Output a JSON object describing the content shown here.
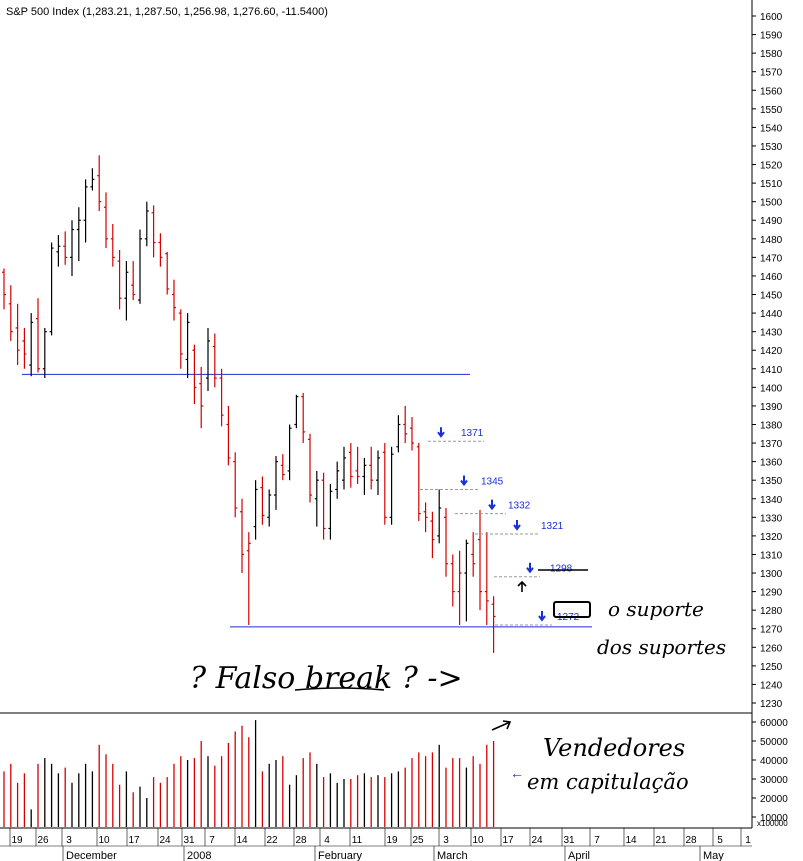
{
  "chart_data": {
    "type": "ohlc",
    "title": "S&P 500 Index (1,283.21, 1,287.50, 1,256.98, 1,276.60, -11.5400)",
    "price_axis": {
      "ylim": [
        1225,
        1605
      ],
      "ticks": [
        1230,
        1240,
        1250,
        1260,
        1270,
        1280,
        1290,
        1300,
        1310,
        1320,
        1330,
        1340,
        1350,
        1360,
        1370,
        1380,
        1390,
        1400,
        1410,
        1420,
        1430,
        1440,
        1450,
        1460,
        1470,
        1480,
        1490,
        1500,
        1510,
        1520,
        1530,
        1540,
        1550,
        1560,
        1570,
        1580,
        1590,
        1600
      ]
    },
    "volume_axis": {
      "ylim": [
        0,
        65000
      ],
      "ticks": [
        10000,
        20000,
        30000,
        40000,
        50000,
        60000
      ],
      "unit_label": "x100000"
    },
    "x_day_labels": [
      "19",
      "26",
      "3",
      "10",
      "17",
      "24",
      "31",
      "7",
      "14",
      "22",
      "28",
      "4",
      "11",
      "19",
      "25",
      "3",
      "10",
      "17",
      "24",
      "31",
      "7",
      "14",
      "21",
      "28",
      "5",
      "1"
    ],
    "x_month_labels": [
      "December",
      "2008",
      "February",
      "March",
      "April",
      "May"
    ],
    "bars": [
      {
        "o": 1462,
        "h": 1464,
        "l": 1442,
        "c": 1450,
        "v": 34000,
        "up": false
      },
      {
        "o": 1445,
        "h": 1455,
        "l": 1425,
        "c": 1430,
        "v": 38000,
        "up": false
      },
      {
        "o": 1432,
        "h": 1445,
        "l": 1412,
        "c": 1420,
        "v": 28000,
        "up": false
      },
      {
        "o": 1425,
        "h": 1432,
        "l": 1410,
        "c": 1418,
        "v": 33000,
        "up": false
      },
      {
        "o": 1412,
        "h": 1440,
        "l": 1406,
        "c": 1435,
        "v": 14000,
        "up": true
      },
      {
        "o": 1437,
        "h": 1448,
        "l": 1408,
        "c": 1410,
        "v": 38000,
        "up": false
      },
      {
        "o": 1410,
        "h": 1432,
        "l": 1405,
        "c": 1430,
        "v": 41000,
        "up": true
      },
      {
        "o": 1430,
        "h": 1478,
        "l": 1428,
        "c": 1475,
        "v": 38000,
        "up": true
      },
      {
        "o": 1473,
        "h": 1482,
        "l": 1465,
        "c": 1476,
        "v": 33000,
        "up": true
      },
      {
        "o": 1476,
        "h": 1484,
        "l": 1466,
        "c": 1470,
        "v": 36000,
        "up": false
      },
      {
        "o": 1470,
        "h": 1490,
        "l": 1460,
        "c": 1485,
        "v": 28000,
        "up": true
      },
      {
        "o": 1485,
        "h": 1497,
        "l": 1468,
        "c": 1490,
        "v": 33000,
        "up": true
      },
      {
        "o": 1490,
        "h": 1512,
        "l": 1478,
        "c": 1508,
        "v": 38000,
        "up": true
      },
      {
        "o": 1508,
        "h": 1518,
        "l": 1506,
        "c": 1512,
        "v": 34000,
        "up": true
      },
      {
        "o": 1514,
        "h": 1525,
        "l": 1495,
        "c": 1500,
        "v": 48000,
        "up": false
      },
      {
        "o": 1497,
        "h": 1505,
        "l": 1475,
        "c": 1480,
        "v": 43000,
        "up": false
      },
      {
        "o": 1480,
        "h": 1488,
        "l": 1465,
        "c": 1470,
        "v": 38000,
        "up": false
      },
      {
        "o": 1468,
        "h": 1474,
        "l": 1442,
        "c": 1448,
        "v": 27000,
        "up": false
      },
      {
        "o": 1448,
        "h": 1468,
        "l": 1436,
        "c": 1462,
        "v": 34000,
        "up": true
      },
      {
        "o": 1455,
        "h": 1468,
        "l": 1447,
        "c": 1450,
        "v": 23000,
        "up": false
      },
      {
        "o": 1447,
        "h": 1485,
        "l": 1445,
        "c": 1480,
        "v": 26000,
        "up": true
      },
      {
        "o": 1480,
        "h": 1500,
        "l": 1476,
        "c": 1495,
        "v": 20000,
        "up": true
      },
      {
        "o": 1494,
        "h": 1498,
        "l": 1470,
        "c": 1478,
        "v": 31000,
        "up": false
      },
      {
        "o": 1478,
        "h": 1483,
        "l": 1465,
        "c": 1470,
        "v": 28000,
        "up": false
      },
      {
        "o": 1472,
        "h": 1473,
        "l": 1450,
        "c": 1453,
        "v": 31000,
        "up": false
      },
      {
        "o": 1450,
        "h": 1458,
        "l": 1436,
        "c": 1443,
        "v": 38000,
        "up": false
      },
      {
        "o": 1440,
        "h": 1442,
        "l": 1410,
        "c": 1418,
        "v": 42000,
        "up": false
      },
      {
        "o": 1415,
        "h": 1440,
        "l": 1405,
        "c": 1435,
        "v": 40000,
        "up": true
      },
      {
        "o": 1420,
        "h": 1423,
        "l": 1391,
        "c": 1400,
        "v": 41000,
        "up": false
      },
      {
        "o": 1402,
        "h": 1411,
        "l": 1378,
        "c": 1390,
        "v": 50000,
        "up": false
      },
      {
        "o": 1405,
        "h": 1432,
        "l": 1398,
        "c": 1425,
        "v": 42000,
        "up": true
      },
      {
        "o": 1422,
        "h": 1429,
        "l": 1400,
        "c": 1405,
        "v": 37000,
        "up": false
      },
      {
        "o": 1405,
        "h": 1410,
        "l": 1379,
        "c": 1385,
        "v": 42000,
        "up": false
      },
      {
        "o": 1380,
        "h": 1390,
        "l": 1358,
        "c": 1362,
        "v": 49000,
        "up": false
      },
      {
        "o": 1360,
        "h": 1365,
        "l": 1330,
        "c": 1335,
        "v": 55000,
        "up": false
      },
      {
        "o": 1333,
        "h": 1340,
        "l": 1300,
        "c": 1310,
        "v": 58000,
        "up": false
      },
      {
        "o": 1312,
        "h": 1322,
        "l": 1272,
        "c": 1316,
        "v": 52000,
        "up": false
      },
      {
        "o": 1325,
        "h": 1350,
        "l": 1318,
        "c": 1345,
        "v": 61000,
        "up": true
      },
      {
        "o": 1346,
        "h": 1352,
        "l": 1326,
        "c": 1331,
        "v": 34000,
        "up": false
      },
      {
        "o": 1330,
        "h": 1345,
        "l": 1325,
        "c": 1342,
        "v": 38000,
        "up": true
      },
      {
        "o": 1342,
        "h": 1363,
        "l": 1334,
        "c": 1360,
        "v": 40000,
        "up": true
      },
      {
        "o": 1358,
        "h": 1364,
        "l": 1350,
        "c": 1353,
        "v": 42000,
        "up": false
      },
      {
        "o": 1355,
        "h": 1380,
        "l": 1350,
        "c": 1378,
        "v": 27000,
        "up": true
      },
      {
        "o": 1380,
        "h": 1396,
        "l": 1378,
        "c": 1395,
        "v": 32000,
        "up": true
      },
      {
        "o": 1395,
        "h": 1397,
        "l": 1370,
        "c": 1376,
        "v": 41000,
        "up": false
      },
      {
        "o": 1372,
        "h": 1375,
        "l": 1338,
        "c": 1342,
        "v": 44000,
        "up": false
      },
      {
        "o": 1340,
        "h": 1355,
        "l": 1325,
        "c": 1350,
        "v": 38000,
        "up": true
      },
      {
        "o": 1350,
        "h": 1354,
        "l": 1318,
        "c": 1324,
        "v": 31000,
        "up": false
      },
      {
        "o": 1324,
        "h": 1348,
        "l": 1318,
        "c": 1344,
        "v": 33000,
        "up": true
      },
      {
        "o": 1345,
        "h": 1360,
        "l": 1340,
        "c": 1355,
        "v": 28000,
        "up": true
      },
      {
        "o": 1350,
        "h": 1368,
        "l": 1345,
        "c": 1362,
        "v": 30000,
        "up": true
      },
      {
        "o": 1365,
        "h": 1370,
        "l": 1346,
        "c": 1352,
        "v": 30000,
        "up": false
      },
      {
        "o": 1355,
        "h": 1368,
        "l": 1348,
        "c": 1352,
        "v": 32000,
        "up": false
      },
      {
        "o": 1352,
        "h": 1362,
        "l": 1342,
        "c": 1358,
        "v": 33000,
        "up": true
      },
      {
        "o": 1358,
        "h": 1368,
        "l": 1345,
        "c": 1350,
        "v": 31000,
        "up": false
      },
      {
        "o": 1350,
        "h": 1366,
        "l": 1342,
        "c": 1362,
        "v": 32000,
        "up": true
      },
      {
        "o": 1365,
        "h": 1370,
        "l": 1326,
        "c": 1330,
        "v": 31000,
        "up": false
      },
      {
        "o": 1330,
        "h": 1368,
        "l": 1326,
        "c": 1364,
        "v": 33000,
        "up": true
      },
      {
        "o": 1368,
        "h": 1385,
        "l": 1365,
        "c": 1380,
        "v": 34000,
        "up": true
      },
      {
        "o": 1380,
        "h": 1390,
        "l": 1370,
        "c": 1375,
        "v": 36000,
        "up": false
      },
      {
        "o": 1378,
        "h": 1384,
        "l": 1366,
        "c": 1370,
        "v": 41000,
        "up": false
      },
      {
        "o": 1368,
        "h": 1370,
        "l": 1328,
        "c": 1332,
        "v": 44000,
        "up": false
      },
      {
        "o": 1333,
        "h": 1338,
        "l": 1322,
        "c": 1330,
        "v": 42000,
        "up": false
      },
      {
        "o": 1328,
        "h": 1333,
        "l": 1308,
        "c": 1318,
        "v": 44000,
        "up": false
      },
      {
        "o": 1320,
        "h": 1345,
        "l": 1316,
        "c": 1335,
        "v": 48000,
        "up": true
      },
      {
        "o": 1330,
        "h": 1335,
        "l": 1298,
        "c": 1305,
        "v": 36000,
        "up": false
      },
      {
        "o": 1305,
        "h": 1310,
        "l": 1282,
        "c": 1290,
        "v": 41000,
        "up": false
      },
      {
        "o": 1290,
        "h": 1312,
        "l": 1272,
        "c": 1300,
        "v": 41000,
        "up": false
      },
      {
        "o": 1300,
        "h": 1318,
        "l": 1274,
        "c": 1316,
        "v": 36000,
        "up": true
      },
      {
        "o": 1310,
        "h": 1322,
        "l": 1298,
        "c": 1305,
        "v": 42000,
        "up": false
      },
      {
        "o": 1318,
        "h": 1334,
        "l": 1280,
        "c": 1290,
        "v": 38000,
        "up": false
      },
      {
        "o": 1290,
        "h": 1322,
        "l": 1272,
        "c": 1285,
        "v": 48000,
        "up": false
      },
      {
        "o": 1283.21,
        "h": 1287.5,
        "l": 1256.98,
        "c": 1276.6,
        "v": 50000,
        "up": false
      }
    ],
    "resistance_levels": [
      {
        "value": 1371,
        "label": "1371"
      },
      {
        "value": 1345,
        "label": "1345"
      },
      {
        "value": 1332,
        "label": "1332"
      },
      {
        "value": 1321,
        "label": "1321"
      },
      {
        "value": 1298,
        "label": "1298"
      },
      {
        "value": 1272,
        "label": "1272"
      }
    ],
    "horizontal_lines": [
      {
        "value": 1407
      },
      {
        "value": 1271
      }
    ]
  },
  "annotations": {
    "false_break": "? Falso break ? ->",
    "support": "o suporte",
    "support2": "dos suportes",
    "sellers": "Vendedores",
    "sellers2": "em capitulação"
  }
}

= = =

PROBLEM DETAILS -> Within the data above, pick out all lines holding the word "value".

FINISHED EXERCISE ->
        "value": 1371,
        "value": 1345,
        "value": 1332,
        "value": 1321,
        "value": 1298,
        "value": 1272,
        "value": 1407
        "value": 1271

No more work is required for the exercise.